> **EXTRACT PROVIDED**:
┌──
A business plan is the foundation for a business. You'll use your business plan as a guide for how to start, run, and grow your new business.

Whether you’re just starting out or have been running your business for years, a business plan is one of the best ways to clarify the long-term goals you have for your business. By developing a plan for a business, you can put all of your business goals, objectives, structures, and marketing ideas in one central place.

Not every plan looks the same, but there are vital things to consider when making yours. These will help you and your business in the long run. 

Use this step-by-step guide to write a good business plan for your business.

What is a business plan?

A business plan is a strategy map. It shows where you and your business are, including your resources, skills, and goals. It also shows where you will be in the future and how you will get there. It’s just a plan for how your business will work and how you will make it succeed.

It is a written description or blueprint of your business’s future. All you need is a document that says what you want to do and how you want to do it.

LEARN ABOUT: Service Blueprint

Entrepreneurs who want to get money from investors use the business plan to explain their vision to potential investors. Second, they can be used by companies that want to attract key employees, look for new business, deal with suppliers, or figure out how to run their companies better.
└──
> **COLLECTED DATA**:
┌──
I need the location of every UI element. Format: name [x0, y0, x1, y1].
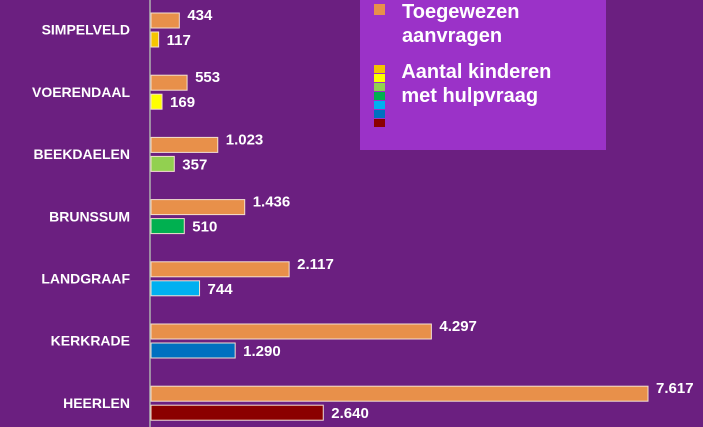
└──
> **SET TASK**:
In the business plan guide, what kind of map is a business plan called?

> **TASK RESPONSE**:
A strategy map.